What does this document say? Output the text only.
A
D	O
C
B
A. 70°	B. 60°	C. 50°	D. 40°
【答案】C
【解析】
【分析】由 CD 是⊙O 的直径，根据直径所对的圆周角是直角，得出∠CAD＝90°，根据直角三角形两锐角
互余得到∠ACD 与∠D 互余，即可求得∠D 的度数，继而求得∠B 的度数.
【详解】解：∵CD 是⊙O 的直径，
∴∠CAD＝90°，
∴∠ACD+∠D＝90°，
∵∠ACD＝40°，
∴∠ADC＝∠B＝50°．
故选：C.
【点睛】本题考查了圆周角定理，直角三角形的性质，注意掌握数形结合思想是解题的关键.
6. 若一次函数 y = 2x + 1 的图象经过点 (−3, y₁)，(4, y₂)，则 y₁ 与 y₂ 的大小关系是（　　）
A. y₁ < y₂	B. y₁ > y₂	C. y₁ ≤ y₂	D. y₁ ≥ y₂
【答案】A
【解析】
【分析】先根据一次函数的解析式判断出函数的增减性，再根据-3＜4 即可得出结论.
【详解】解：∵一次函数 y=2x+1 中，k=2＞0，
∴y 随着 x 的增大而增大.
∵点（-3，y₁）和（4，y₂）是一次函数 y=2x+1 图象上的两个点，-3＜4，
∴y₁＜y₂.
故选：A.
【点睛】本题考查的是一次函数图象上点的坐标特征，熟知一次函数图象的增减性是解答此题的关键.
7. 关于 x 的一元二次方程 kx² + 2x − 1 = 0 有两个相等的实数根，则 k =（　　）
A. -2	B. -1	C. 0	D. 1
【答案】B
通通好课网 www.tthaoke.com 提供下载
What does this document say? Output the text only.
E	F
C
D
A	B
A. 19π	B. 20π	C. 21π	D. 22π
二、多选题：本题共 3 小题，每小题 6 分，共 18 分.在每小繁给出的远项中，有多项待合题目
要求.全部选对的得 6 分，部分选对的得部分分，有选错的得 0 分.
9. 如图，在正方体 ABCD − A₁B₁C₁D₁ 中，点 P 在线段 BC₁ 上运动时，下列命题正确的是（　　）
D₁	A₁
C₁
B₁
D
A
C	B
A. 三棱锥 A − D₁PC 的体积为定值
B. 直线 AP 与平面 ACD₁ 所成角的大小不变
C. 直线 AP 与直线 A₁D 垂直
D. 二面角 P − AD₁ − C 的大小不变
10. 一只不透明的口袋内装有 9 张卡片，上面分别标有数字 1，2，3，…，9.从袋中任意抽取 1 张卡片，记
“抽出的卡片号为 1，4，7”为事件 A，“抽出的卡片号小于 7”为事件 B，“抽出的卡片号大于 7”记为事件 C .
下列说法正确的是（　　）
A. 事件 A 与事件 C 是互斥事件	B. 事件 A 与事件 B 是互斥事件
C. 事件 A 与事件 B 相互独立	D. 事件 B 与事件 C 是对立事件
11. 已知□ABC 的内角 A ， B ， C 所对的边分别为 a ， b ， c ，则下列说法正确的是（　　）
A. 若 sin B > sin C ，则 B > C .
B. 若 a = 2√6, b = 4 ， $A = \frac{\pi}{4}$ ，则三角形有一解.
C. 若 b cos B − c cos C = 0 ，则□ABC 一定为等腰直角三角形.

§

Requirement → Repeat the listing in full, keeping every line exactly as it is.

Expected output →
What does this document say? Output the text only.
A
D	O
C
B
A. 70°	B. 60°	C. 50°	D. 40°
【答案】C
【解析】
【分析】由 CD 是⊙O 的直径，根据直径所对的圆周角是直角，得出∠CAD＝90°，根据直角三角形两锐角
互余得到∠ACD 与∠D 互余，即可求得∠D 的度数，继而求得∠B 的度数.
【详解】解：∵CD 是⊙O 的直径，
∴∠CAD＝90°，
∴∠ACD+∠D＝90°，
∵∠ACD＝40°，
∴∠ADC＝∠B＝50°．
故选：C.
【点睛】本题考查了圆周角定理，直角三角形的性质，注意掌握数形结合思想是解题的关键.
6. 若一次函数 y = 2x + 1 的图象经过点 (−3, y₁)，(4, y₂)，则 y₁ 与 y₂ 的大小关系是（　　）
A. y₁ < y₂	B. y₁ > y₂	C. y₁ ≤ y₂	D. y₁ ≥ y₂
【答案】A
【解析】
【分析】先根据一次函数的解析式判断出函数的增减性，再根据-3＜4 即可得出结论.
【详解】解：∵一次函数 y=2x+1 中，k=2＞0，
∴y 随着 x 的增大而增大.
∵点（-3，y₁）和（4，y₂）是一次函数 y=2x+1 图象上的两个点，-3＜4，
∴y₁＜y₂.
故选：A.
【点睛】本题考查的是一次函数图象上点的坐标特征，熟知一次函数图象的增减性是解答此题的关键.
7. 关于 x 的一元二次方程 kx² + 2x − 1 = 0 有两个相等的实数根，则 k =（　　）
A. -2	B. -1	C. 0	D. 1
【答案】B
通通好课网 www.tthaoke.com 提供下载
What does this document say? Output the text only.
E	F
C
D
A	B
A. 19π	B. 20π	C. 21π	D. 22π
二、多选题：本题共 3 小题，每小题 6 分，共 18 分.在每小繁给出的远项中，有多项待合题目
要求.全部选对的得 6 分，部分选对的得部分分，有选错的得 0 分.
9. 如图，在正方体 ABCD − A₁B₁C₁D₁ 中，点 P 在线段 BC₁ 上运动时，下列命题正确的是（　　）
D₁	A₁
C₁
B₁
D
A
C	B
A. 三棱锥 A − D₁PC 的体积为定值
B. 直线 AP 与平面 ACD₁ 所成角的大小不变
C. 直线 AP 与直线 A₁D 垂直
D. 二面角 P − AD₁ − C 的大小不变
10. 一只不透明的口袋内装有 9 张卡片，上面分别标有数字 1，2，3，…，9.从袋中任意抽取 1 张卡片，记
“抽出的卡片号为 1，4，7”为事件 A，“抽出的卡片号小于 7”为事件 B，“抽出的卡片号大于 7”记为事件 C .
下列说法正确的是（　　）
A. 事件 A 与事件 C 是互斥事件	B. 事件 A 与事件 B 是互斥事件
C. 事件 A 与事件 B 相互独立	D. 事件 B 与事件 C 是对立事件
11. 已知□ABC 的内角 A ， B ， C 所对的边分别为 a ， b ， c ，则下列说法正确的是（　　）
A. 若 sin B > sin C ，则 B > C .
B. 若 a = 2√6, b = 4 ， $A = \frac{\pi}{4}$ ，则三角形有一解.
C. 若 b cos B − c cos C = 0 ，则□ABC 一定为等腰直角三角形.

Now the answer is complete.